• AIM OF THE TASK
Write out each record below exactly as it appears, with no pictures.

++++ DATA TO PROCESS ++++

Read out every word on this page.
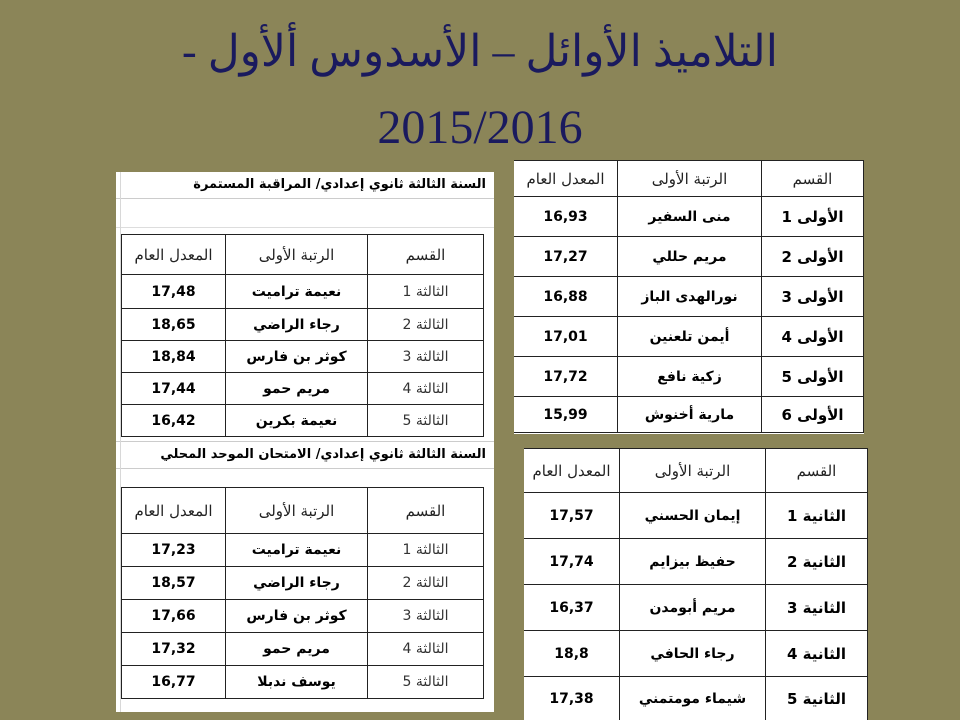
التلاميذ الأوائل – الأسدوس ألأول -
2015/2016
السنة الثالثة ثانوي إعدادي/ المراقبة المستمرة
القسم	الرتبة الأولى	المعدل العام
الثالثة 1	نعيمة تراميت	17,48
الثالثة 2	رجاء الراضي	18,65
الثالثة 3	كوثر بن فارس	18,84
الثالثة 4	مريم حمو	17,44
الثالثة 5	نعيمة بكرين	16,42
السنة الثالثة ثانوي إعدادي/ الامتحان الموحد المحلي
القسم	الرتبة الأولى	المعدل العام
الثالثة 1	نعيمة تراميت	17,23
الثالثة 2	رجاء الراضي	18,57
الثالثة 3	كوثر بن فارس	17,66
الثالثة 4	مريم حمو	17,32
الثالثة 5	يوسف ندبلا	16,77
القسم	الرتبة الأولى	المعدل العام
الأولى 1	منى السفير	16,93
الأولى 2	مريم حللي	17,27
الأولى 3	نورالهدى الباز	16,88
الأولى 4	أيمن تلعنين	17,01
الأولى 5	زكية نافع	17,72
الأولى 6	مارية أخنوش	15,99
القسم	الرتبة الأولى	المعدل العام
الثانية 1	إيمان الحسني	17,57
الثانية 2	حفيظ بيزايم	17,74
الثانية 3	مريم أبومدن	16,37
الثانية 4	رجاء الحافي	18,8
الثانية 5	شيماء مومتمني	17,38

++++

• TASK RESPONSE
Read out every word on this page.
التلاميذ الأوائل – الأسدوس ألأول -
2015/2016
السنة الثالثة ثانوي إعدادي/ المراقبة المستمرة
القسم	الرتبة الأولى	المعدل العام
الثالثة 1	نعيمة تراميت	17,48
الثالثة 2	رجاء الراضي	18,65
الثالثة 3	كوثر بن فارس	18,84
الثالثة 4	مريم حمو	17,44
الثالثة 5	نعيمة بكرين	16,42
السنة الثالثة ثانوي إعدادي/ الامتحان الموحد المحلي
القسم	الرتبة الأولى	المعدل العام
الثالثة 1	نعيمة تراميت	17,23
الثالثة 2	رجاء الراضي	18,57
الثالثة 3	كوثر بن فارس	17,66
الثالثة 4	مريم حمو	17,32
الثالثة 5	يوسف ندبلا	16,77
القسم	الرتبة الأولى	المعدل العام
الأولى 1	منى السفير	16,93
الأولى 2	مريم حللي	17,27
الأولى 3	نورالهدى الباز	16,88
الأولى 4	أيمن تلعنين	17,01
الأولى 5	زكية نافع	17,72
الأولى 6	مارية أخنوش	15,99
القسم	الرتبة الأولى	المعدل العام
الثانية 1	إيمان الحسني	17,57
الثانية 2	حفيظ بيزايم	17,74
الثانية 3	مريم أبومدن	16,37
الثانية 4	رجاء الحافي	18,8
الثانية 5	شيماء مومتمني	17,38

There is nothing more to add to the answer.